> **GIVEN REQUEST**
Give only the number of lines that contain the word "color".

Data listing
========
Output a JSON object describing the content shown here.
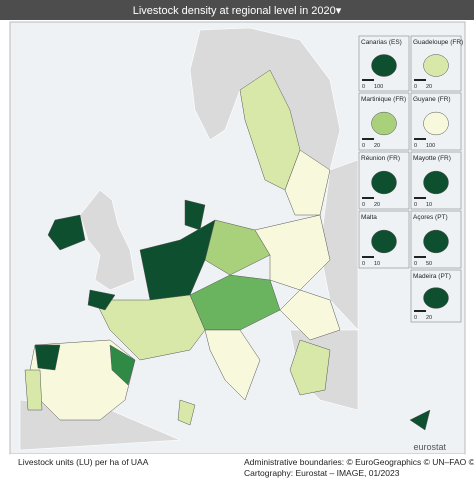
{
  "header": {
    "title": "Livestock density at regional level in 2020▾"
  },
  "insets": [
    {
      "label": "Canarias (ES)",
      "scale": [
        "0",
        "100"
      ]
    },
    {
      "label": "Guadeloupe (FR)",
      "scale": [
        "0",
        "20"
      ]
    },
    {
      "label": "Martinique (FR)",
      "scale": [
        "0",
        "20"
      ]
    },
    {
      "label": "Guyane (FR)",
      "scale": [
        "0",
        "100"
      ]
    },
    {
      "label": "Réunion (FR)",
      "scale": [
        "0",
        "20"
      ]
    },
    {
      "label": "Mayotte (FR)",
      "scale": [
        "0",
        "10"
      ]
    },
    {
      "label": "Malta",
      "scale": [
        "0",
        "10"
      ]
    },
    {
      "label": "Açores (PT)",
      "scale": [
        "0",
        "50"
      ]
    },
    {
      "label": "Madeira (PT)",
      "scale": [
        "0",
        "20"
      ]
    }
  ],
  "brand": "eurostat",
  "footer": {
    "unit": "Livestock units (LU) per ha of UAA",
    "credits": "Administrative boundaries: © EuroGeographics © UN–FAO © Turkstat",
    "cartography": "Cartography: Eurostat – IMAGE, 01/2023"
  }
}
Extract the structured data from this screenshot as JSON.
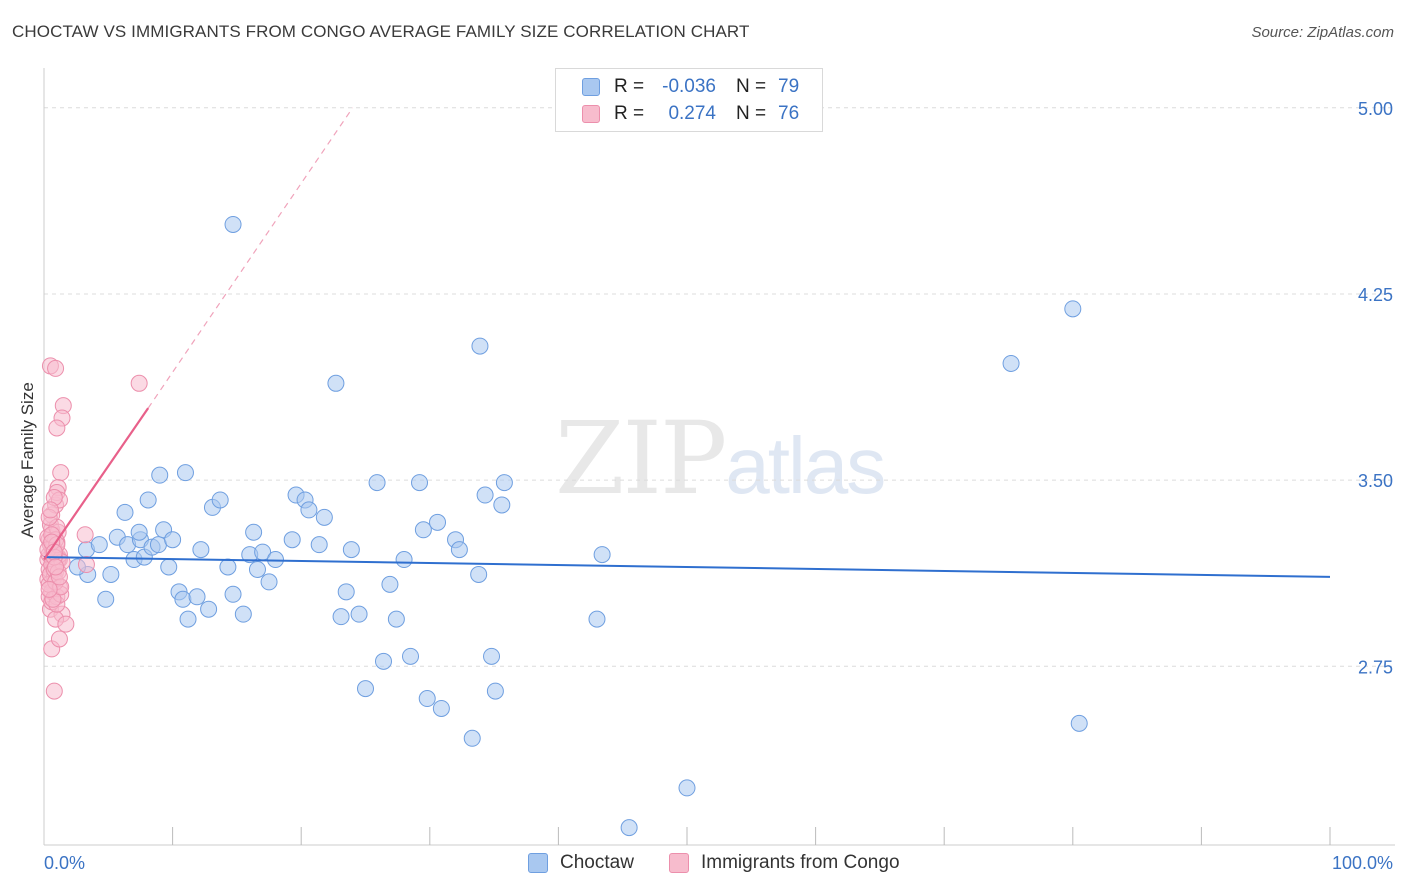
{
  "title": "CHOCTAW VS IMMIGRANTS FROM CONGO AVERAGE FAMILY SIZE CORRELATION CHART",
  "source": "Source: ZipAtlas.com",
  "watermark": {
    "zip": "ZIP",
    "atlas": "atlas"
  },
  "legend": {
    "r_label": "R =",
    "n_label": "N =",
    "rows": [
      {
        "r": "-0.036",
        "n": "79",
        "color": "#a9c8f0",
        "stroke": "#6f9fe0"
      },
      {
        "r": "0.274",
        "n": "76",
        "color": "#f7bccd",
        "stroke": "#ec8fac"
      }
    ]
  },
  "bottom_legend": [
    {
      "label": "Choctaw",
      "color": "#a9c8f0",
      "stroke": "#6f9fe0"
    },
    {
      "label": "Immigrants from Congo",
      "color": "#f7bccd",
      "stroke": "#ec8fac"
    }
  ],
  "chart_data": {
    "type": "scatter",
    "title": "CHOCTAW VS IMMIGRANTS FROM CONGO AVERAGE FAMILY SIZE CORRELATION CHART",
    "xlabel": "",
    "ylabel": "Average Family Size",
    "xlim": [
      0,
      100
    ],
    "ylim": [
      2.03,
      5.12
    ],
    "x_tick_labels": [
      "0.0%",
      "100.0%"
    ],
    "y_ticks": [
      2.75,
      3.5,
      4.25,
      5.0
    ],
    "y_tick_labels": [
      "2.75",
      "3.50",
      "4.25",
      "5.00"
    ],
    "grid": true,
    "legend_position": "top-center",
    "series": [
      {
        "name": "Choctaw",
        "color": "#a9c8f0",
        "stroke": "#6f9fe0",
        "trend": {
          "x": [
            0,
            100
          ],
          "y": [
            3.19,
            3.11
          ],
          "color": "#2f6fcf"
        },
        "points": [
          [
            3.4,
            3.12
          ],
          [
            2.6,
            3.15
          ],
          [
            3.3,
            3.22
          ],
          [
            4.3,
            3.24
          ],
          [
            4.8,
            3.02
          ],
          [
            5.2,
            3.12
          ],
          [
            5.7,
            3.27
          ],
          [
            6.3,
            3.37
          ],
          [
            6.5,
            3.24
          ],
          [
            7.0,
            3.18
          ],
          [
            7.5,
            3.26
          ],
          [
            7.8,
            3.19
          ],
          [
            7.4,
            3.29
          ],
          [
            8.1,
            3.42
          ],
          [
            8.4,
            3.23
          ],
          [
            8.9,
            3.24
          ],
          [
            9.3,
            3.3
          ],
          [
            9.7,
            3.15
          ],
          [
            10.0,
            3.26
          ],
          [
            10.5,
            3.05
          ],
          [
            10.8,
            3.02
          ],
          [
            11.2,
            2.94
          ],
          [
            11.9,
            3.03
          ],
          [
            12.2,
            3.22
          ],
          [
            12.8,
            2.98
          ],
          [
            13.1,
            3.39
          ],
          [
            13.7,
            3.42
          ],
          [
            14.3,
            3.15
          ],
          [
            14.7,
            3.04
          ],
          [
            15.5,
            2.96
          ],
          [
            16.0,
            3.2
          ],
          [
            16.3,
            3.29
          ],
          [
            16.6,
            3.14
          ],
          [
            17.0,
            3.21
          ],
          [
            17.5,
            3.09
          ],
          [
            18.0,
            3.18
          ],
          [
            19.3,
            3.26
          ],
          [
            19.6,
            3.44
          ],
          [
            20.3,
            3.42
          ],
          [
            20.6,
            3.38
          ],
          [
            21.4,
            3.24
          ],
          [
            21.8,
            3.35
          ],
          [
            22.7,
            3.89
          ],
          [
            23.1,
            2.95
          ],
          [
            23.5,
            3.05
          ],
          [
            23.9,
            3.22
          ],
          [
            24.5,
            2.96
          ],
          [
            25.0,
            2.66
          ],
          [
            25.9,
            3.49
          ],
          [
            26.4,
            2.77
          ],
          [
            26.9,
            3.08
          ],
          [
            27.4,
            2.94
          ],
          [
            28.0,
            3.18
          ],
          [
            28.5,
            2.79
          ],
          [
            29.2,
            3.49
          ],
          [
            29.5,
            3.3
          ],
          [
            29.8,
            2.62
          ],
          [
            30.6,
            3.33
          ],
          [
            30.9,
            2.58
          ],
          [
            32.0,
            3.26
          ],
          [
            32.3,
            3.22
          ],
          [
            33.3,
            2.46
          ],
          [
            33.9,
            4.04
          ],
          [
            33.8,
            3.12
          ],
          [
            34.3,
            3.44
          ],
          [
            34.8,
            2.79
          ],
          [
            35.1,
            2.65
          ],
          [
            35.6,
            3.4
          ],
          [
            35.8,
            3.49
          ],
          [
            43.0,
            2.94
          ],
          [
            43.4,
            3.2
          ],
          [
            45.5,
            2.1
          ],
          [
            50.0,
            2.26
          ],
          [
            75.2,
            3.97
          ],
          [
            80.0,
            4.19
          ],
          [
            80.5,
            2.52
          ],
          [
            14.7,
            4.53
          ],
          [
            9.0,
            3.52
          ],
          [
            11.0,
            3.53
          ]
        ]
      },
      {
        "name": "Immigrants from Congo",
        "color": "#f7bccd",
        "stroke": "#ec8fac",
        "trend": {
          "x": [
            0,
            8.1
          ],
          "y": [
            3.18,
            3.79
          ],
          "color": "#e8608a",
          "dash_to": [
            24.0,
            5.0
          ]
        },
        "points": [
          [
            0.3,
            3.18
          ],
          [
            0.4,
            3.26
          ],
          [
            0.5,
            3.12
          ],
          [
            0.6,
            3.3
          ],
          [
            0.7,
            3.08
          ],
          [
            0.8,
            3.22
          ],
          [
            0.4,
            3.03
          ],
          [
            0.5,
            2.98
          ],
          [
            0.6,
            3.36
          ],
          [
            0.7,
            3.15
          ],
          [
            0.3,
            3.1
          ],
          [
            0.4,
            3.2
          ],
          [
            0.5,
            3.24
          ],
          [
            0.6,
            3.05
          ],
          [
            0.7,
            3.28
          ],
          [
            0.8,
            3.17
          ],
          [
            0.9,
            3.13
          ],
          [
            1.0,
            3.25
          ],
          [
            1.1,
            3.19
          ],
          [
            1.2,
            3.07
          ],
          [
            0.3,
            3.27
          ],
          [
            0.4,
            3.14
          ],
          [
            0.5,
            3.32
          ],
          [
            0.6,
            3.01
          ],
          [
            0.7,
            3.21
          ],
          [
            0.8,
            3.11
          ],
          [
            0.9,
            3.4
          ],
          [
            1.0,
            3.03
          ],
          [
            1.1,
            3.29
          ],
          [
            1.2,
            3.18
          ],
          [
            0.5,
            3.96
          ],
          [
            0.9,
            3.95
          ],
          [
            1.5,
            3.8
          ],
          [
            1.4,
            3.75
          ],
          [
            1.0,
            3.71
          ],
          [
            1.3,
            3.53
          ],
          [
            1.1,
            3.47
          ],
          [
            1.0,
            3.45
          ],
          [
            1.2,
            3.42
          ],
          [
            0.8,
            3.43
          ],
          [
            0.6,
            2.82
          ],
          [
            1.2,
            2.86
          ],
          [
            1.4,
            2.96
          ],
          [
            0.9,
            2.94
          ],
          [
            1.7,
            2.92
          ],
          [
            1.0,
            3.0
          ],
          [
            1.3,
            3.04
          ],
          [
            0.8,
            2.65
          ],
          [
            1.1,
            3.18
          ],
          [
            0.4,
            3.08
          ],
          [
            0.6,
            3.16
          ],
          [
            0.7,
            3.23
          ],
          [
            1.0,
            3.31
          ],
          [
            0.9,
            3.26
          ],
          [
            0.5,
            3.12
          ],
          [
            0.4,
            3.35
          ],
          [
            0.8,
            3.14
          ],
          [
            1.2,
            3.2
          ],
          [
            1.4,
            3.17
          ],
          [
            0.3,
            3.22
          ],
          [
            0.6,
            3.28
          ],
          [
            0.9,
            3.09
          ],
          [
            1.1,
            3.13
          ],
          [
            0.7,
            3.02
          ],
          [
            0.5,
            3.38
          ],
          [
            1.0,
            3.24
          ],
          [
            1.3,
            3.07
          ],
          [
            0.8,
            3.19
          ],
          [
            0.6,
            3.25
          ],
          [
            1.2,
            3.11
          ],
          [
            3.2,
            3.28
          ],
          [
            3.3,
            3.16
          ],
          [
            7.4,
            3.89
          ],
          [
            0.4,
            3.06
          ],
          [
            0.8,
            3.21
          ],
          [
            0.9,
            3.15
          ]
        ]
      }
    ]
  }
}
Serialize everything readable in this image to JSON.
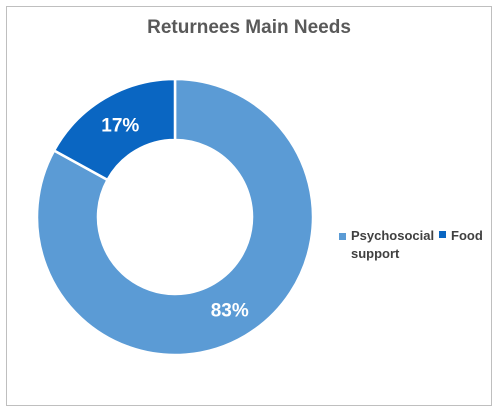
========
> **OUTPUT**
8